— Record excerpts —
** START **

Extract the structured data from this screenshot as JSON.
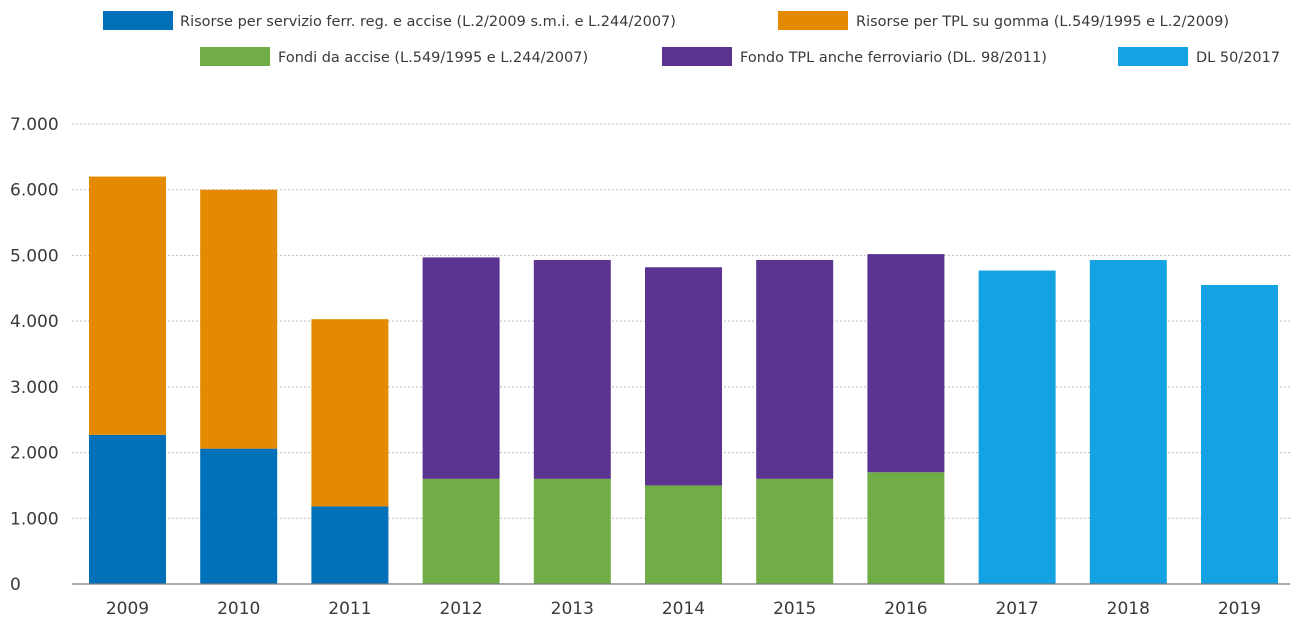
{
  "chart_data": {
    "type": "bar",
    "stacked": true,
    "categories": [
      "2009",
      "2010",
      "2011",
      "2012",
      "2013",
      "2014",
      "2015",
      "2016",
      "2017",
      "2018",
      "2019"
    ],
    "ylim": [
      0,
      7000
    ],
    "yticks": [
      0,
      1000,
      2000,
      3000,
      4000,
      5000,
      6000,
      7000
    ],
    "ytick_labels": [
      "0",
      "1.000",
      "2.000",
      "3.000",
      "4.000",
      "5.000",
      "6.000",
      "7.000"
    ],
    "grid": true,
    "legend_position": "top",
    "series": [
      {
        "name": "Risorse per servizio ferr. reg. e accise (L.2/2009 s.m.i. e L.244/2007)",
        "color": "#0070b8",
        "values": [
          2270,
          2060,
          1180,
          0,
          0,
          0,
          0,
          0,
          0,
          0,
          0
        ]
      },
      {
        "name": "Risorse per TPL su gomma (L.549/1995 e L.2/2009)",
        "color": "#e48a00",
        "values": [
          3930,
          3940,
          2850,
          0,
          0,
          0,
          0,
          0,
          0,
          0,
          0
        ]
      },
      {
        "name": "Fondi da accise (L.549/1995 e L.244/2007)",
        "color": "#70ad47",
        "values": [
          0,
          0,
          0,
          1600,
          1600,
          1500,
          1600,
          1700,
          0,
          0,
          0
        ]
      },
      {
        "name": "Fondo TPL anche ferroviario (DL. 98/2011)",
        "color": "#5b3391",
        "values": [
          0,
          0,
          0,
          3370,
          3330,
          3320,
          3330,
          3320,
          0,
          0,
          0
        ]
      },
      {
        "name": "DL 50/2017",
        "color": "#13a3e2",
        "values": [
          0,
          0,
          0,
          0,
          0,
          0,
          0,
          0,
          4770,
          4930,
          4550
        ]
      }
    ]
  }
}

** END **

Reproduce every record above exactly, but leave out the pictures.

— Task output —
Extract the structured data from this screenshot as JSON.
{
  "chart_data": {
    "type": "bar",
    "stacked": true,
    "categories": [
      "2009",
      "2010",
      "2011",
      "2012",
      "2013",
      "2014",
      "2015",
      "2016",
      "2017",
      "2018",
      "2019"
    ],
    "ylim": [
      0,
      7000
    ],
    "yticks": [
      0,
      1000,
      2000,
      3000,
      4000,
      5000,
      6000,
      7000
    ],
    "ytick_labels": [
      "0",
      "1.000",
      "2.000",
      "3.000",
      "4.000",
      "5.000",
      "6.000",
      "7.000"
    ],
    "grid": true,
    "legend_position": "top",
    "series": [
      {
        "name": "Risorse per servizio ferr. reg. e accise (L.2/2009 s.m.i. e L.244/2007)",
        "color": "#0070b8",
        "values": [
          2270,
          2060,
          1180,
          0,
          0,
          0,
          0,
          0,
          0,
          0,
          0
        ]
      },
      {
        "name": "Risorse per TPL su gomma (L.549/1995 e L.2/2009)",
        "color": "#e48a00",
        "values": [
          3930,
          3940,
          2850,
          0,
          0,
          0,
          0,
          0,
          0,
          0,
          0
        ]
      },
      {
        "name": "Fondi da accise (L.549/1995 e L.244/2007)",
        "color": "#70ad47",
        "values": [
          0,
          0,
          0,
          1600,
          1600,
          1500,
          1600,
          1700,
          0,
          0,
          0
        ]
      },
      {
        "name": "Fondo TPL anche ferroviario (DL. 98/2011)",
        "color": "#5b3391",
        "values": [
          0,
          0,
          0,
          3370,
          3330,
          3320,
          3330,
          3320,
          0,
          0,
          0
        ]
      },
      {
        "name": "DL 50/2017",
        "color": "#13a3e2",
        "values": [
          0,
          0,
          0,
          0,
          0,
          0,
          0,
          0,
          4770,
          4930,
          4550
        ]
      }
    ]
  }
}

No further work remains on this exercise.